> Stated problem A: In the text on reporting requirements for private boaters, what amount of money carried across the border must travelers report to the CBSA?
> Stated problem B: Write out the stretch of the text on reporting requirements for private boaters from "How to report" through "not land on U.S. soil?", word for word.

Canada: Reporting Requirements for Private Boaters
From http://www.cbsa.gc.ca/media/facts-faits/096-eng.html

In recognition of the importance of travel and leisure to Canadian communities, the CBSA takes a practical approach to the application of the law. While there are both low-risk and higher-risk private vessels travelling through Canadian waters; we know the majority of private boaters just want to enjoy Canada's coasts and inland waterways.

To make the most of your time on the waters we recommend you:

  • Never leave home without acceptable identification.

It is the responsibility of the owner/operator to ensure all those onboard have proper identification.  A valid Canadian passport, while not mandatory, is the preferred piece of identification for Canadians entering Canada. Other acceptable identification includes an enhanced driver's licence, Permanent Resident Card, or a Secure Certificate of Indian Status, as well as a NEXUS or Free and Secure Trade card for Canadian citizens.

  • Know what you've got onboard.

It's not a problem to bring the food and drinks you need for your trip. When law enforcement authorities patrol Canadian waters, they're looking for signs of higher-risk activities, which could include smuggling goods into or out of the country. Canadian law requires that travellers report to the CBSA when carrying CAN$10,000 or more, or its equivalent in a foreign currency across the border. We recommend boaters carry only what they need for their trip and leave the rest at home.

Requirements for Foreign Recreational Boaters In Canadian Waters
The rules are here: http://www.tc.gc.ca/eng/marinesafety/debs-obs-quick-quick_visitor-1610.htm

How to report your entry to Canada

Planning to "land" your vessel on Canadian soil or did you leave Canadian waters and land on U.S. soil?

All private boaters who intend to land on Canadian soil, or who have departed Canadian waters and landed on U.S. soil, are required to report to a CBSA designated marine reporting site. Upon arrival at a CBSA designated marine reporting site, call the Telephone Reporting Centre (TRC) at 1-888-226-7277 from the phone provided to obtain clearance.

Not planning to "land" your vessel or did you leave Canadian waters but did not land on U.S. soil?

You still need to report to the CBSA. Certain private boaters may contact the CBSA by calling the TRC at 1-888-226-7277 from their cellular telephones upon arrival in Canadian waters. This includes:

o   Canadian citizens and permanent residents who have not landed on U.S. soil; and

o   U.S. citizens and permanent residents who do not plan on landing on Canadian soil.

> Data block:
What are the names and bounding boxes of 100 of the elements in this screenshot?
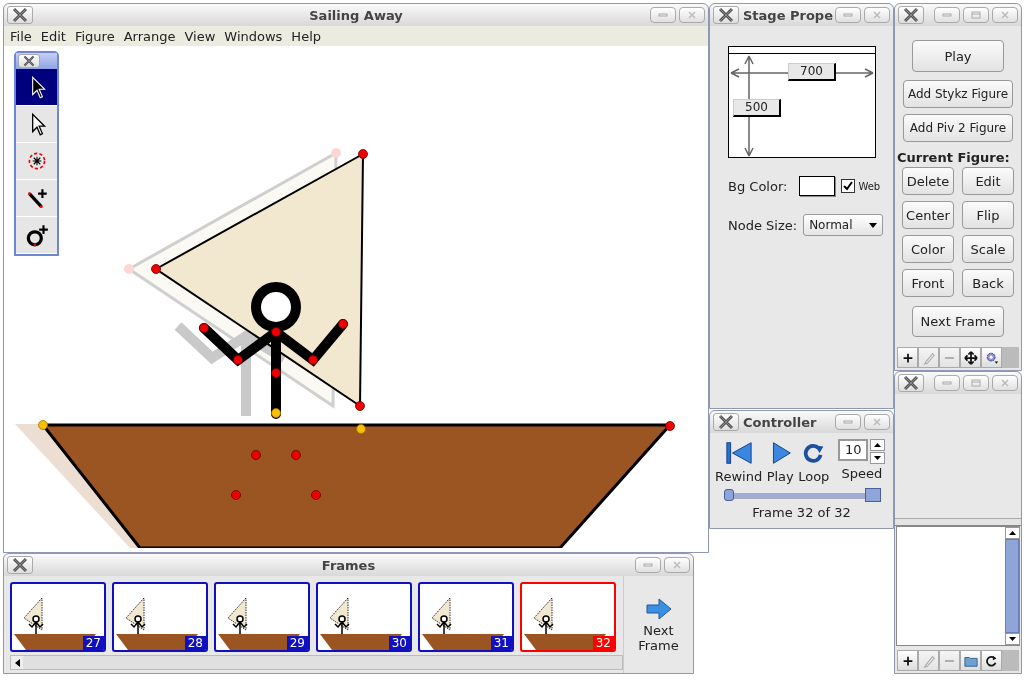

> Written answer A: CAN$10,000 or more, or its equivalent in a foreign currency.

> Written answer B:
How to report your entry to Canada

Planning to "land" your vessel on Canadian soil or did you leave Canadian waters and land on U.S. soil?

All private boaters who intend to land on Canadian soil, or who have departed Canadian waters and landed on U.S. soil, are required to report to a CBSA designated marine reporting site. Upon arrival at a CBSA designated marine reporting site, call the Telephone Reporting Centre (TRC) at 1-888-226-7277 from the phone provided to obtain clearance.

Not planning to "land" your vessel or did you leave Canadian waters but did not land on U.S. soil?